## begin

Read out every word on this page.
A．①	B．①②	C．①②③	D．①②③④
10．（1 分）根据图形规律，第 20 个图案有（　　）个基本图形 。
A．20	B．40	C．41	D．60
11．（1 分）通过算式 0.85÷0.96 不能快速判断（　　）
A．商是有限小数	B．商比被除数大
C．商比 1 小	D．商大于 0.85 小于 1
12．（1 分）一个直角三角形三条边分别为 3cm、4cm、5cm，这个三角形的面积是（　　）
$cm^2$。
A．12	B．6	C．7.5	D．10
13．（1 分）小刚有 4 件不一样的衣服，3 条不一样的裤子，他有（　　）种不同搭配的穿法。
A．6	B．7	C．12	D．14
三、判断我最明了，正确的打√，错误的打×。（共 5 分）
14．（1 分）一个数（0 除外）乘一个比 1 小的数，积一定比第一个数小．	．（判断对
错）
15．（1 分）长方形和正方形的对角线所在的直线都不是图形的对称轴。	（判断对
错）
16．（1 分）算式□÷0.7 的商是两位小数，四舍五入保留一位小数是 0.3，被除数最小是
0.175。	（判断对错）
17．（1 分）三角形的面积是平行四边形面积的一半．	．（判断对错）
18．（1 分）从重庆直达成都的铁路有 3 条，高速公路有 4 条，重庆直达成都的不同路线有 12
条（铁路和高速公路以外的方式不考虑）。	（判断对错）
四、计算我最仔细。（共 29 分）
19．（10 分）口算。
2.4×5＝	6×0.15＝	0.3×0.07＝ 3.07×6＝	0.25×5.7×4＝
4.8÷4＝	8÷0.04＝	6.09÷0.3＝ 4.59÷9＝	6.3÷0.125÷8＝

## end
## begin

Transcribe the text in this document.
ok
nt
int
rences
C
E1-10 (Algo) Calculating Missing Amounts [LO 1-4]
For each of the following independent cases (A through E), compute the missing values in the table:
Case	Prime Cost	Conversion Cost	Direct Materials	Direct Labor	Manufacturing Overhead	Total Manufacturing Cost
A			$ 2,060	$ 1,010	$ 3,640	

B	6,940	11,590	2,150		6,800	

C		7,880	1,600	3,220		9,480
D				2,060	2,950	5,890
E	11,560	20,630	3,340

## end

→ GIVEN EXERCISE
From the data above, copy each line that has the string "this".

→ EXPECTED OUTPUT
Read out every word on this page.
Transcribe the text in this document.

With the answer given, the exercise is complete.